Output exactly, and only, the stretch of lines beginning at the line with "Parse this chart and return its data as JSON." and ending at the last line of the listing below. Drop the pictures.

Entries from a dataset
┏━━

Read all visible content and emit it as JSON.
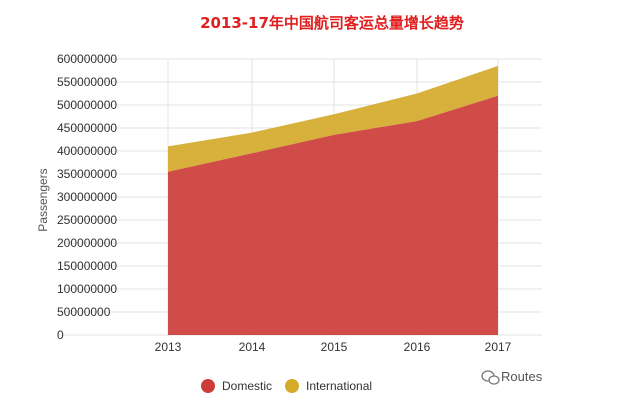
{
  "chart_data": {
    "type": "area",
    "title": "2013-17年中国航司客运总量增长趋势",
    "xlabel": "",
    "ylabel": "Passengers",
    "categories": [
      "2013",
      "2014",
      "2015",
      "2016",
      "2017"
    ],
    "series": [
      {
        "name": "Domestic",
        "values": [
          355000000,
          395000000,
          435000000,
          465000000,
          520000000
        ],
        "color": "#cc3d3a"
      },
      {
        "name": "International",
        "values": [
          55000000,
          45000000,
          45000000,
          60000000,
          65000000
        ],
        "color": "#d4aa2b"
      }
    ],
    "stacked": true,
    "ylim": [
      0,
      600000000
    ],
    "yticks": [
      "0",
      "50000000",
      "100000000",
      "150000000",
      "200000000",
      "250000000",
      "300000000",
      "350000000",
      "400000000",
      "450000000",
      "500000000",
      "550000000",
      "600000000"
    ],
    "grid": true,
    "legend_position": "bottom",
    "title_color": "#e02020"
  },
  "watermark": {
    "icon": "wechat-icon",
    "text": "Routes"
  }
}
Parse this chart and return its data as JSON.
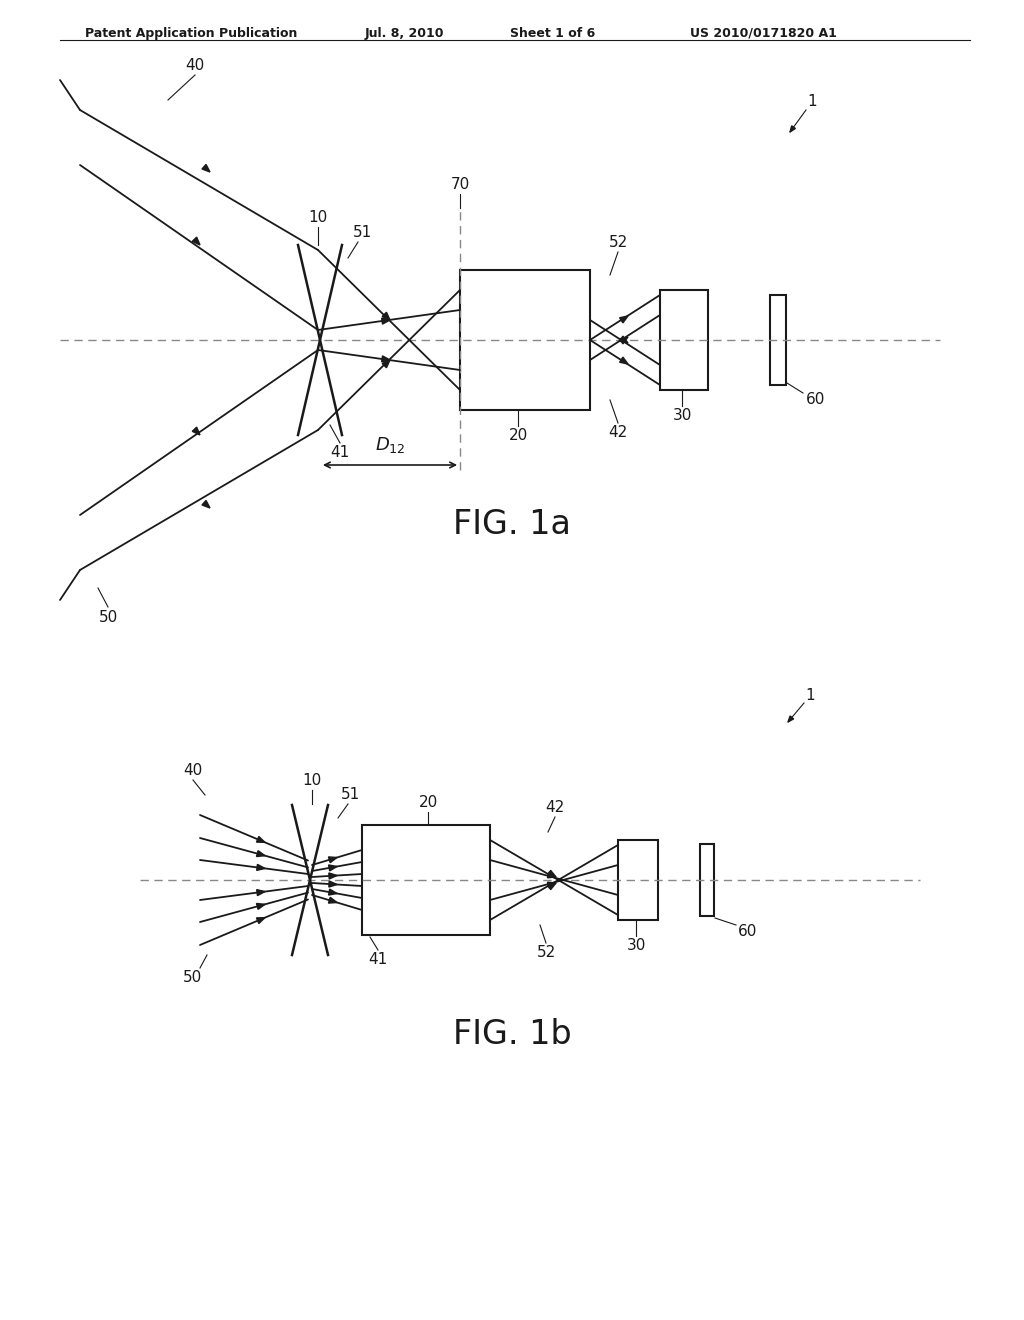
{
  "background_color": "#ffffff",
  "header_text": "Patent Application Publication",
  "header_date": "Jul. 8, 2010",
  "header_sheet": "Sheet 1 of 6",
  "header_patent": "US 2010/0171820 A1",
  "fig1a_title": "FIG. 1a",
  "fig1b_title": "FIG. 1b",
  "text_color": "#1a1a1a",
  "line_color": "#1a1a1a",
  "dashed_color": "#777777"
}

┗━━

# WRITTEN RESPONSE:
Parse this chart and return its data as JSON.
{
  "background_color": "#ffffff",
  "header_text": "Patent Application Publication",
  "header_date": "Jul. 8, 2010",
  "header_sheet": "Sheet 1 of 6",
  "header_patent": "US 2010/0171820 A1",
  "fig1a_title": "FIG. 1a",
  "fig1b_title": "FIG. 1b",
  "text_color": "#1a1a1a",
  "line_color": "#1a1a1a",
  "dashed_color": "#777777"
}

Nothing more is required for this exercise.